## Given entries

·····

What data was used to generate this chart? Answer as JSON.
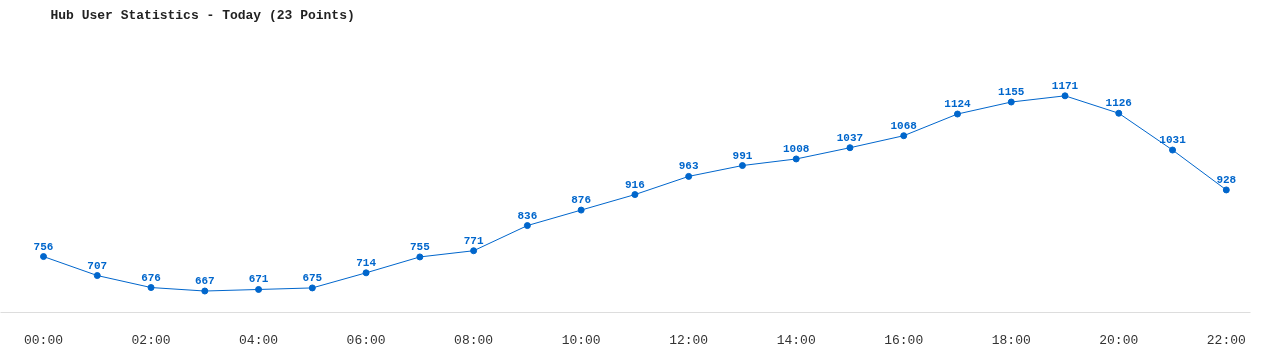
{
  "chart_data": {
    "type": "line",
    "title": "Hub User Statistics - Today (23 Points)",
    "x": [
      0,
      1,
      2,
      3,
      4,
      5,
      6,
      7,
      8,
      9,
      10,
      11,
      12,
      13,
      14,
      15,
      16,
      17,
      18,
      19,
      20,
      21,
      22
    ],
    "values": [
      756,
      707,
      676,
      667,
      671,
      675,
      714,
      755,
      771,
      836,
      876,
      916,
      963,
      991,
      1008,
      1037,
      1068,
      1124,
      1155,
      1171,
      1126,
      1031,
      928
    ],
    "color": "#0066cc",
    "marker": "circle",
    "line_style": "solid",
    "data_labels": true,
    "grid": false,
    "tick_labels": "x",
    "xlim": [
      -0.8,
      22.45
    ],
    "xticks": [
      {
        "value": 0,
        "label": "00:00"
      },
      {
        "value": 2,
        "label": "02:00"
      },
      {
        "value": 4,
        "label": "04:00"
      },
      {
        "value": 6,
        "label": "06:00"
      },
      {
        "value": 8,
        "label": "08:00"
      },
      {
        "value": 10,
        "label": "10:00"
      },
      {
        "value": 12,
        "label": "12:00"
      },
      {
        "value": 14,
        "label": "14:00"
      },
      {
        "value": 16,
        "label": "16:00"
      },
      {
        "value": 18,
        "label": "18:00"
      },
      {
        "value": 20,
        "label": "20:00"
      },
      {
        "value": 22,
        "label": "22:00"
      }
    ]
  }
}
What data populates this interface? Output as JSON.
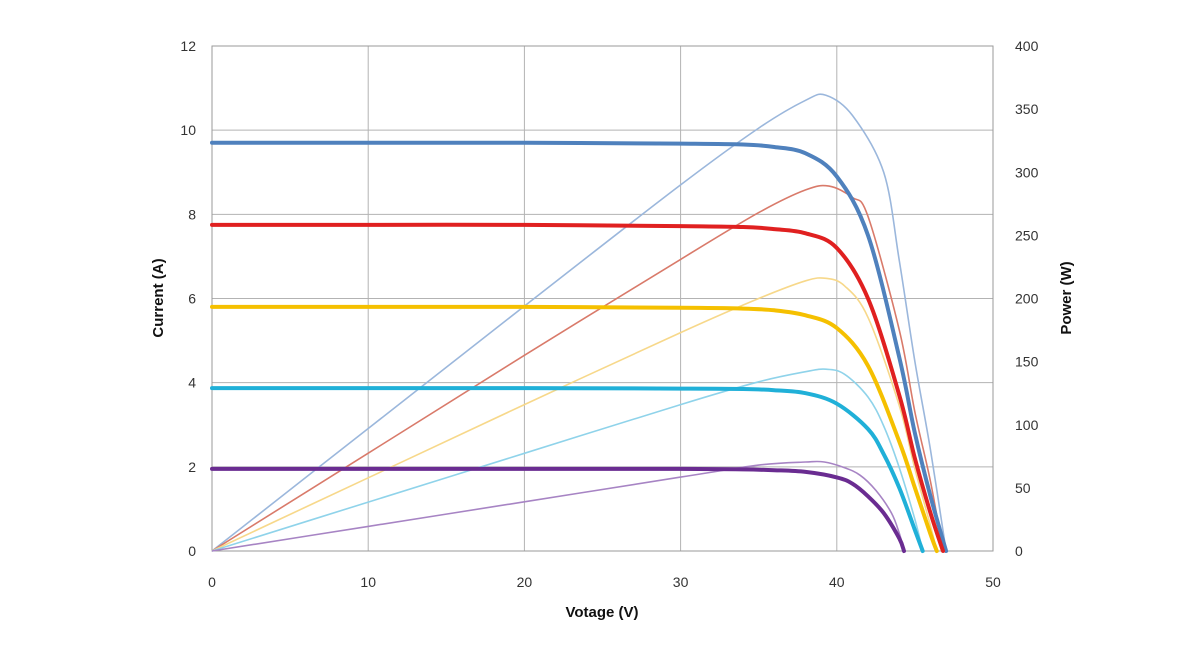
{
  "chart_data": {
    "type": "line",
    "xlabel": "Votage (V)",
    "ylabel_left": "Current (A)",
    "ylabel_right": "Power (W)",
    "xlim": [
      0,
      50
    ],
    "ylim_left": [
      0,
      12
    ],
    "ylim_right": [
      0,
      400
    ],
    "x_ticks": [
      "0",
      "10",
      "20",
      "30",
      "40",
      "50"
    ],
    "y_left_ticks": [
      "0",
      "2",
      "4",
      "6",
      "8",
      "10",
      "12"
    ],
    "y_right_ticks": [
      "0",
      "50",
      "100",
      "150",
      "200",
      "250",
      "300",
      "350",
      "400"
    ],
    "grid": true,
    "current_series": [
      {
        "color": "#4f81bd",
        "x": [
          0,
          10,
          20,
          30,
          34,
          36,
          38,
          40,
          42,
          44,
          45,
          46,
          47
        ],
        "y": [
          9.7,
          9.7,
          9.7,
          9.68,
          9.66,
          9.6,
          9.45,
          8.9,
          7.5,
          4.6,
          2.8,
          1.3,
          0
        ]
      },
      {
        "color": "#e02020",
        "x": [
          0,
          10,
          20,
          30,
          34,
          36,
          38,
          40,
          42,
          44,
          45,
          46,
          46.8
        ],
        "y": [
          7.75,
          7.75,
          7.75,
          7.72,
          7.7,
          7.65,
          7.55,
          7.2,
          6.0,
          3.7,
          2.2,
          0.9,
          0
        ]
      },
      {
        "color": "#f5c000",
        "x": [
          0,
          10,
          20,
          30,
          34,
          36,
          38,
          40,
          42,
          44,
          45,
          46,
          46.4
        ],
        "y": [
          5.8,
          5.8,
          5.8,
          5.78,
          5.76,
          5.72,
          5.6,
          5.3,
          4.4,
          2.6,
          1.5,
          0.4,
          0
        ]
      },
      {
        "color": "#20b0d8",
        "x": [
          0,
          10,
          20,
          30,
          34,
          36,
          38,
          40,
          42,
          43,
          44,
          45,
          45.5
        ],
        "y": [
          3.87,
          3.87,
          3.87,
          3.86,
          3.85,
          3.82,
          3.75,
          3.5,
          2.9,
          2.3,
          1.5,
          0.5,
          0
        ]
      },
      {
        "color": "#6a2c91",
        "x": [
          0,
          10,
          20,
          30,
          34,
          36,
          38,
          40,
          41,
          42,
          43,
          44,
          44.3
        ],
        "y": [
          1.95,
          1.95,
          1.95,
          1.95,
          1.94,
          1.92,
          1.88,
          1.75,
          1.6,
          1.3,
          0.9,
          0.3,
          0
        ]
      }
    ],
    "power_series": [
      {
        "color": "#9bb7dc",
        "x": [
          0,
          10,
          20,
          30,
          35,
          38,
          39.3,
          41,
          43,
          44,
          45,
          46,
          47
        ],
        "y": [
          0,
          97,
          194,
          290,
          335,
          357,
          361,
          345,
          300,
          230,
          150,
          80,
          0
        ]
      },
      {
        "color": "#d97a6a",
        "x": [
          0,
          10,
          20,
          30,
          35,
          38,
          39.5,
          41,
          42,
          44,
          45,
          46,
          46.8
        ],
        "y": [
          0,
          77.5,
          155,
          231,
          268,
          286,
          289,
          280,
          265,
          175,
          110,
          55,
          0
        ]
      },
      {
        "color": "#f7d88a",
        "x": [
          0,
          10,
          20,
          30,
          35,
          38,
          39.3,
          40.5,
          42,
          44,
          45,
          46,
          46.4
        ],
        "y": [
          0,
          58,
          116,
          173,
          200,
          214,
          216,
          210,
          185,
          115,
          65,
          20,
          0
        ]
      },
      {
        "color": "#8fd3ea",
        "x": [
          0,
          10,
          20,
          30,
          35,
          38,
          39.3,
          40.5,
          42,
          43,
          44,
          45,
          45.5
        ],
        "y": [
          0,
          38.7,
          77.4,
          116,
          134,
          142,
          144,
          140,
          122,
          99,
          66,
          25,
          0
        ]
      },
      {
        "color": "#a784c4",
        "x": [
          0,
          10,
          20,
          30,
          35,
          38,
          39.2,
          40.5,
          41.5,
          42.5,
          43.5,
          44,
          44.3
        ],
        "y": [
          0,
          19.5,
          39,
          58.5,
          68,
          70.5,
          70.5,
          66,
          60,
          48,
          30,
          14,
          0
        ]
      }
    ]
  }
}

·····

## Challenge
Leave out the pictures and repeat everything else in the records exactly.

## Response
What data was used to generate this chart? Answer as JSON.
{
  "chart_data": {
    "type": "line",
    "title": "Hub User Statistics - Today (23 Points)",
    "x": [
      0,
      1,
      2,
      3,
      4,
      5,
      6,
      7,
      8,
      9,
      10,
      11,
      12,
      13,
      14,
      15,
      16,
      17,
      18,
      19,
      20,
      21,
      22
    ],
    "values": [
      756,
      707,
      676,
      667,
      671,
      675,
      714,
      755,
      771,
      836,
      876,
      916,
      963,
      991,
      1008,
      1037,
      1068,
      1124,
      1155,
      1171,
      1126,
      1031,
      928
    ],
    "color": "#0066cc",
    "marker": "circle",
    "line_style": "solid",
    "data_labels": true,
    "grid": false,
    "tick_labels": "x",
    "xlim": [
      -0.8,
      22.45
    ],
    "xticks": [
      {
        "value": 0,
        "label": "00:00"
      },
      {
        "value": 2,
        "label": "02:00"
      },
      {
        "value": 4,
        "label": "04:00"
      },
      {
        "value": 6,
        "label": "06:00"
      },
      {
        "value": 8,
        "label": "08:00"
      },
      {
        "value": 10,
        "label": "10:00"
      },
      {
        "value": 12,
        "label": "12:00"
      },
      {
        "value": 14,
        "label": "14:00"
      },
      {
        "value": 16,
        "label": "16:00"
      },
      {
        "value": 18,
        "label": "18:00"
      },
      {
        "value": 20,
        "label": "20:00"
      },
      {
        "value": 22,
        "label": "22:00"
      }
    ]
  }
}
What data populates this interface? Output as JSON.
{
  "chart_data": {
    "type": "line",
    "xlabel": "Votage (V)",
    "ylabel_left": "Current (A)",
    "ylabel_right": "Power (W)",
    "xlim": [
      0,
      50
    ],
    "ylim_left": [
      0,
      12
    ],
    "ylim_right": [
      0,
      400
    ],
    "x_ticks": [
      "0",
      "10",
      "20",
      "30",
      "40",
      "50"
    ],
    "y_left_ticks": [
      "0",
      "2",
      "4",
      "6",
      "8",
      "10",
      "12"
    ],
    "y_right_ticks": [
      "0",
      "50",
      "100",
      "150",
      "200",
      "250",
      "300",
      "350",
      "400"
    ],
    "grid": true,
    "current_series": [
      {
        "color": "#4f81bd",
        "x": [
          0,
          10,
          20,
          30,
          34,
          36,
          38,
          40,
          42,
          44,
          45,
          46,
          47
        ],
        "y": [
          9.7,
          9.7,
          9.7,
          9.68,
          9.66,
          9.6,
          9.45,
          8.9,
          7.5,
          4.6,
          2.8,
          1.3,
          0
        ]
      },
      {
        "color": "#e02020",
        "x": [
          0,
          10,
          20,
          30,
          34,
          36,
          38,
          40,
          42,
          44,
          45,
          46,
          46.8
        ],
        "y": [
          7.75,
          7.75,
          7.75,
          7.72,
          7.7,
          7.65,
          7.55,
          7.2,
          6.0,
          3.7,
          2.2,
          0.9,
          0
        ]
      },
      {
        "color": "#f5c000",
        "x": [
          0,
          10,
          20,
          30,
          34,
          36,
          38,
          40,
          42,
          44,
          45,
          46,
          46.4
        ],
        "y": [
          5.8,
          5.8,
          5.8,
          5.78,
          5.76,
          5.72,
          5.6,
          5.3,
          4.4,
          2.6,
          1.5,
          0.4,
          0
        ]
      },
      {
        "color": "#20b0d8",
        "x": [
          0,
          10,
          20,
          30,
          34,
          36,
          38,
          40,
          42,
          43,
          44,
          45,
          45.5
        ],
        "y": [
          3.87,
          3.87,
          3.87,
          3.86,
          3.85,
          3.82,
          3.75,
          3.5,
          2.9,
          2.3,
          1.5,
          0.5,
          0
        ]
      },
      {
        "color": "#6a2c91",
        "x": [
          0,
          10,
          20,
          30,
          34,
          36,
          38,
          40,
          41,
          42,
          43,
          44,
          44.3
        ],
        "y": [
          1.95,
          1.95,
          1.95,
          1.95,
          1.94,
          1.92,
          1.88,
          1.75,
          1.6,
          1.3,
          0.9,
          0.3,
          0
        ]
      }
    ],
    "power_series": [
      {
        "color": "#9bb7dc",
        "x": [
          0,
          10,
          20,
          30,
          35,
          38,
          39.3,
          41,
          43,
          44,
          45,
          46,
          47
        ],
        "y": [
          0,
          97,
          194,
          290,
          335,
          357,
          361,
          345,
          300,
          230,
          150,
          80,
          0
        ]
      },
      {
        "color": "#d97a6a",
        "x": [
          0,
          10,
          20,
          30,
          35,
          38,
          39.5,
          41,
          42,
          44,
          45,
          46,
          46.8
        ],
        "y": [
          0,
          77.5,
          155,
          231,
          268,
          286,
          289,
          280,
          265,
          175,
          110,
          55,
          0
        ]
      },
      {
        "color": "#f7d88a",
        "x": [
          0,
          10,
          20,
          30,
          35,
          38,
          39.3,
          40.5,
          42,
          44,
          45,
          46,
          46.4
        ],
        "y": [
          0,
          58,
          116,
          173,
          200,
          214,
          216,
          210,
          185,
          115,
          65,
          20,
          0
        ]
      },
      {
        "color": "#8fd3ea",
        "x": [
          0,
          10,
          20,
          30,
          35,
          38,
          39.3,
          40.5,
          42,
          43,
          44,
          45,
          45.5
        ],
        "y": [
          0,
          38.7,
          77.4,
          116,
          134,
          142,
          144,
          140,
          122,
          99,
          66,
          25,
          0
        ]
      },
      {
        "color": "#a784c4",
        "x": [
          0,
          10,
          20,
          30,
          35,
          38,
          39.2,
          40.5,
          41.5,
          42.5,
          43.5,
          44,
          44.3
        ],
        "y": [
          0,
          19.5,
          39,
          58.5,
          68,
          70.5,
          70.5,
          66,
          60,
          48,
          30,
          14,
          0
        ]
      }
    ]
  }
}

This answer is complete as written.